Recorded data
··········
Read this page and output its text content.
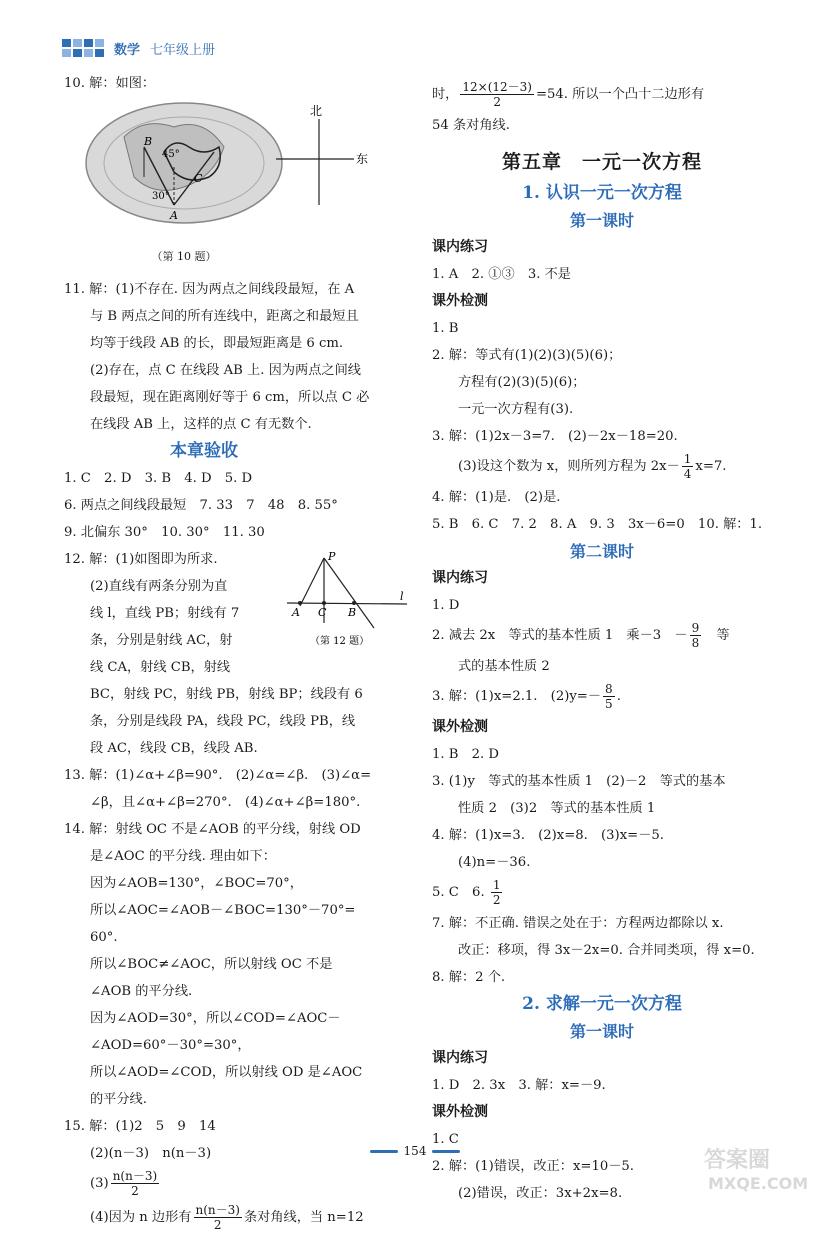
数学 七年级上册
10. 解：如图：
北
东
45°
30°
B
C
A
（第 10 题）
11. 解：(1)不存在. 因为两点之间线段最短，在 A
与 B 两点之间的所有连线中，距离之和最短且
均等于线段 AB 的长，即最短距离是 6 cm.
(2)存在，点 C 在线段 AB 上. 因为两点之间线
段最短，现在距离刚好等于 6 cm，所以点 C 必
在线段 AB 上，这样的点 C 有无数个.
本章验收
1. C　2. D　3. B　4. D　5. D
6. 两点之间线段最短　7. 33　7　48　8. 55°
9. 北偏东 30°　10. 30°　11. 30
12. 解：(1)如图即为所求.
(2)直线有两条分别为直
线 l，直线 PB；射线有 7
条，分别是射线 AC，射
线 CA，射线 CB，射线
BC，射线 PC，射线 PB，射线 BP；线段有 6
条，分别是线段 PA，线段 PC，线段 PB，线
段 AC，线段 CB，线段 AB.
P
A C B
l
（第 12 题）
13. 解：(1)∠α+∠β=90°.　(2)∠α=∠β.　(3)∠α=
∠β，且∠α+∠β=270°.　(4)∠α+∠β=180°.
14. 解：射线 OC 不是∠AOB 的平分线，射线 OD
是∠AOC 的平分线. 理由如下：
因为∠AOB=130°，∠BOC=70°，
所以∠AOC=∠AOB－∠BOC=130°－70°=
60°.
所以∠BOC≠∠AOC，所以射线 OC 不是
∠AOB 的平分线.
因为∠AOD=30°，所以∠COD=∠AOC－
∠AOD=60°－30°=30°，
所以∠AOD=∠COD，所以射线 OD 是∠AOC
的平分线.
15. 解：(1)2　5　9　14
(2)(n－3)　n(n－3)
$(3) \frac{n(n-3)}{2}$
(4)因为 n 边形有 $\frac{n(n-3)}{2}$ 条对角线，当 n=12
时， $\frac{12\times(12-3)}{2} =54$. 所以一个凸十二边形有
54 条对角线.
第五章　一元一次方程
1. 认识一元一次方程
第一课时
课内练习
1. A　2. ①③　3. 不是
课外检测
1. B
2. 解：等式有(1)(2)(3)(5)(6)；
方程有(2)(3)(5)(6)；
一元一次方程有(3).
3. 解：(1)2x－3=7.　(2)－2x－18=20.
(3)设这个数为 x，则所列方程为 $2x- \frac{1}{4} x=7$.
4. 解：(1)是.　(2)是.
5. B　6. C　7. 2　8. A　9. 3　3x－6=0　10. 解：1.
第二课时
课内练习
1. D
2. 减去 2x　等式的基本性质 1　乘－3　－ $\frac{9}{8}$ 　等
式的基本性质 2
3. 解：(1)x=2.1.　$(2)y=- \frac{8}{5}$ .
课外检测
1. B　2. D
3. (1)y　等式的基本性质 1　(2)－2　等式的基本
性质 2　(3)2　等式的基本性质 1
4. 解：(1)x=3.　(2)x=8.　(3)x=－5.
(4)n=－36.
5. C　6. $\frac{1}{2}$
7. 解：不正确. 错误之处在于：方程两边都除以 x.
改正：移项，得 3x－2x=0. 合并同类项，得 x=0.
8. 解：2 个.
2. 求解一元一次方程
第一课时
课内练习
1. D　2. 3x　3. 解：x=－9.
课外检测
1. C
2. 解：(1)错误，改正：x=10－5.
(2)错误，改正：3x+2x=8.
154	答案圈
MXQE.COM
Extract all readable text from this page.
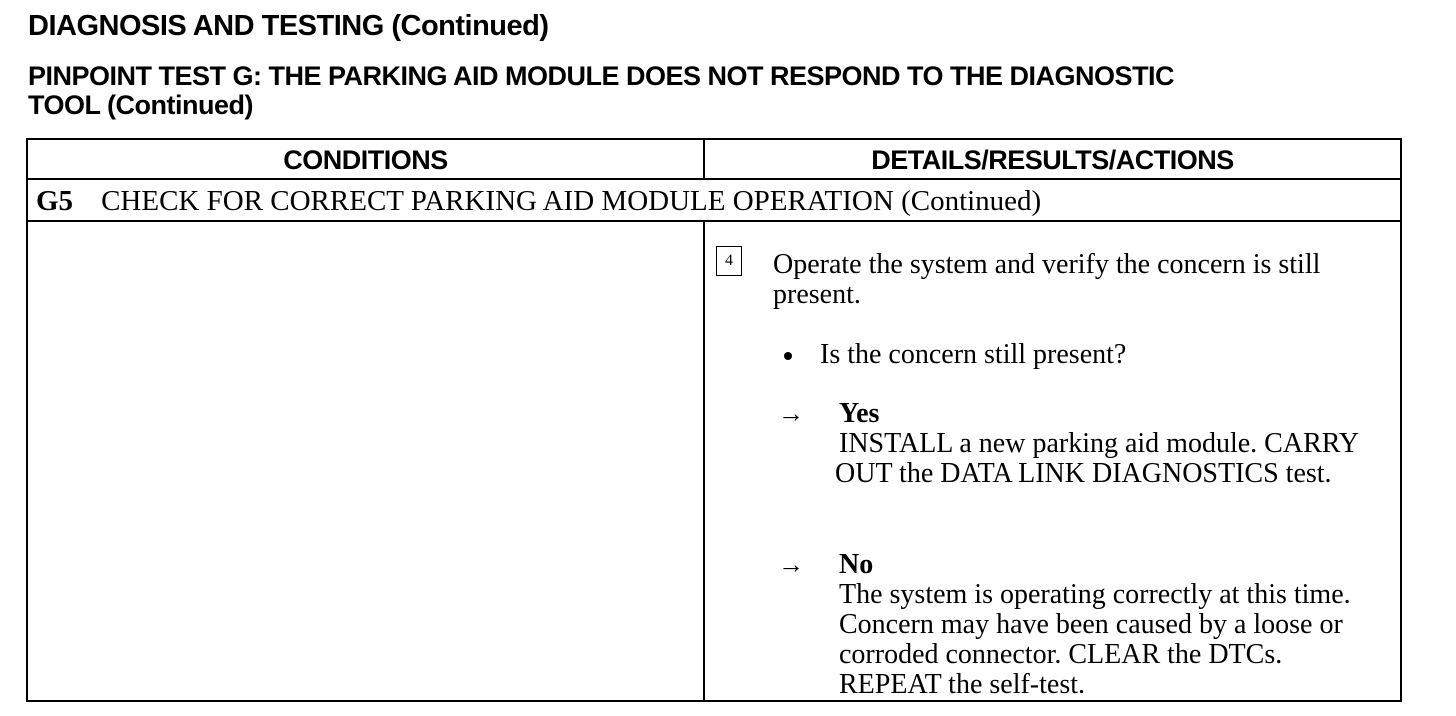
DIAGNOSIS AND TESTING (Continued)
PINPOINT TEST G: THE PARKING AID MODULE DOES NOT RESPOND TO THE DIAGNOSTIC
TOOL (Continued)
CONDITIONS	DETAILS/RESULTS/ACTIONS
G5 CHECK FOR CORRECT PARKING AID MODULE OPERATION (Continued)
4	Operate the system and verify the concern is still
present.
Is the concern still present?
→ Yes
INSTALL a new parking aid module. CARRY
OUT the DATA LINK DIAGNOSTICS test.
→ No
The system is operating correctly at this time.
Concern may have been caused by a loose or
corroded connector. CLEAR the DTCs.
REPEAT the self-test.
··········
Task details »
Output the entries above exactly, without their pictures.

Response »
Read this page and output its text content.
数学 七年级上册
10. 解：如图：
北
东
45°
30°
B
C
A
（第 10 题）
11. 解：(1)不存在. 因为两点之间线段最短，在 A
与 B 两点之间的所有连线中，距离之和最短且
均等于线段 AB 的长，即最短距离是 6 cm.
(2)存在，点 C 在线段 AB 上. 因为两点之间线
段最短，现在距离刚好等于 6 cm，所以点 C 必
在线段 AB 上，这样的点 C 有无数个.
本章验收
1. C　2. D　3. B　4. D　5. D
6. 两点之间线段最短　7. 33　7　48　8. 55°
9. 北偏东 30°　10. 30°　11. 30
12. 解：(1)如图即为所求.
(2)直线有两条分别为直
线 l，直线 PB；射线有 7
条，分别是射线 AC，射
线 CA，射线 CB，射线
BC，射线 PC，射线 PB，射线 BP；线段有 6
条，分别是线段 PA，线段 PC，线段 PB，线
段 AC，线段 CB，线段 AB.
P
A C B
l
（第 12 题）
13. 解：(1)∠α+∠β=90°.　(2)∠α=∠β.　(3)∠α=
∠β，且∠α+∠β=270°.　(4)∠α+∠β=180°.
14. 解：射线 OC 不是∠AOB 的平分线，射线 OD
是∠AOC 的平分线. 理由如下：
因为∠AOB=130°，∠BOC=70°，
所以∠AOC=∠AOB－∠BOC=130°－70°=
60°.
所以∠BOC≠∠AOC，所以射线 OC 不是
∠AOB 的平分线.
因为∠AOD=30°，所以∠COD=∠AOC－
∠AOD=60°－30°=30°，
所以∠AOD=∠COD，所以射线 OD 是∠AOC
的平分线.
15. 解：(1)2　5　9　14
(2)(n－3)　n(n－3)
$(3) \frac{n(n-3)}{2}$
(4)因为 n 边形有 $\frac{n(n-3)}{2}$ 条对角线，当 n=12
时， $\frac{12\times(12-3)}{2} =54$. 所以一个凸十二边形有
54 条对角线.
第五章　一元一次方程
1. 认识一元一次方程
第一课时
课内练习
1. A　2. ①③　3. 不是
课外检测
1. B
2. 解：等式有(1)(2)(3)(5)(6)；
方程有(2)(3)(5)(6)；
一元一次方程有(3).
3. 解：(1)2x－3=7.　(2)－2x－18=20.
(3)设这个数为 x，则所列方程为 $2x- \frac{1}{4} x=7$.
4. 解：(1)是.　(2)是.
5. B　6. C　7. 2　8. A　9. 3　3x－6=0　10. 解：1.
第二课时
课内练习
1. D
2. 减去 2x　等式的基本性质 1　乘－3　－ $\frac{9}{8}$ 　等
式的基本性质 2
3. 解：(1)x=2.1.　$(2)y=- \frac{8}{5}$ .
课外检测
1. B　2. D
3. (1)y　等式的基本性质 1　(2)－2　等式的基本
性质 2　(3)2　等式的基本性质 1
4. 解：(1)x=3.　(2)x=8.　(3)x=－5.
(4)n=－36.
5. C　6. $\frac{1}{2}$
7. 解：不正确. 错误之处在于：方程两边都除以 x.
改正：移项，得 3x－2x=0. 合并同类项，得 x=0.
8. 解：2 个.
2. 求解一元一次方程
第一课时
课内练习
1. D　2. 3x　3. 解：x=－9.
课外检测
1. C
2. 解：(1)错误，改正：x=10－5.
(2)错误，改正：3x+2x=8.
154	答案圈
MXQE.COM
Extract all readable text from this page.
DIAGNOSIS AND TESTING (Continued)
PINPOINT TEST G: THE PARKING AID MODULE DOES NOT RESPOND TO THE DIAGNOSTIC
TOOL (Continued)
CONDITIONS	DETAILS/RESULTS/ACTIONS
G5 CHECK FOR CORRECT PARKING AID MODULE OPERATION (Continued)
4	Operate the system and verify the concern is still
present.
Is the concern still present?
→ Yes
INSTALL a new parking aid module. CARRY
OUT the DATA LINK DIAGNOSTICS test.
→ No
The system is operating correctly at this time.
Concern may have been caused by a loose or
corroded connector. CLEAR the DTCs.
REPEAT the self-test.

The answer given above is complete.